[begin Given information]
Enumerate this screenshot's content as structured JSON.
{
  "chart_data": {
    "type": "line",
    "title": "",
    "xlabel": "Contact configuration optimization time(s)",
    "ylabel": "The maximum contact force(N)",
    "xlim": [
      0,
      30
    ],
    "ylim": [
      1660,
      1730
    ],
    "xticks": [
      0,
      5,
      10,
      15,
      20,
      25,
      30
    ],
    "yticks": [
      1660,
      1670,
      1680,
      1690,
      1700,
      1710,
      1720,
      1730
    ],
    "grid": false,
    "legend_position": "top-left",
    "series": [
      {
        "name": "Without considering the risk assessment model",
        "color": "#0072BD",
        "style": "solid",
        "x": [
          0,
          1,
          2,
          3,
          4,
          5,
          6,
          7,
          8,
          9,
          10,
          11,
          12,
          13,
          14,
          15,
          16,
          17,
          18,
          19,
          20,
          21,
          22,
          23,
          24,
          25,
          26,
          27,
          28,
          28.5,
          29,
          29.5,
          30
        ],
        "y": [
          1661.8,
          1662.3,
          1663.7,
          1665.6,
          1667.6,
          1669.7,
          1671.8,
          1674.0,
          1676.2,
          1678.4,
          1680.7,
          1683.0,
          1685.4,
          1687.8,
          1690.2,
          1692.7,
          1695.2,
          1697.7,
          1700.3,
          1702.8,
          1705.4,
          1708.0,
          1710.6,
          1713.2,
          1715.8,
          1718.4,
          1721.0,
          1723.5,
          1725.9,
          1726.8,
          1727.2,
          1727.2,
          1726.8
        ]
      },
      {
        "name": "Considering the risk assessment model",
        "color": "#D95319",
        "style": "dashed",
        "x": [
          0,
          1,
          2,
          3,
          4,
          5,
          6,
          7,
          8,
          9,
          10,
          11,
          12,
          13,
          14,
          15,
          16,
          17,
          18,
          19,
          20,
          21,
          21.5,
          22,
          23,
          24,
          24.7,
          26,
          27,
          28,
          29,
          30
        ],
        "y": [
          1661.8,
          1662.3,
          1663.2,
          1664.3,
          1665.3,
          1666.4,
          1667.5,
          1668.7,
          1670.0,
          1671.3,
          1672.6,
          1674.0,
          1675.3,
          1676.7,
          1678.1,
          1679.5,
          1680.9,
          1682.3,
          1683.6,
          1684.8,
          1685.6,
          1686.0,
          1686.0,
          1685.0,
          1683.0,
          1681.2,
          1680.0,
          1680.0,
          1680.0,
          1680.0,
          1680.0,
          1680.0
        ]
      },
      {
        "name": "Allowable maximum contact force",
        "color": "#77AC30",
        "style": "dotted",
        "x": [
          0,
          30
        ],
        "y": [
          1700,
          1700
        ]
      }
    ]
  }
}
[end Given information]
**Required work**
Check each line of the data above for the string "color", then report how many lines have it, with no other words.

**Written reply**
3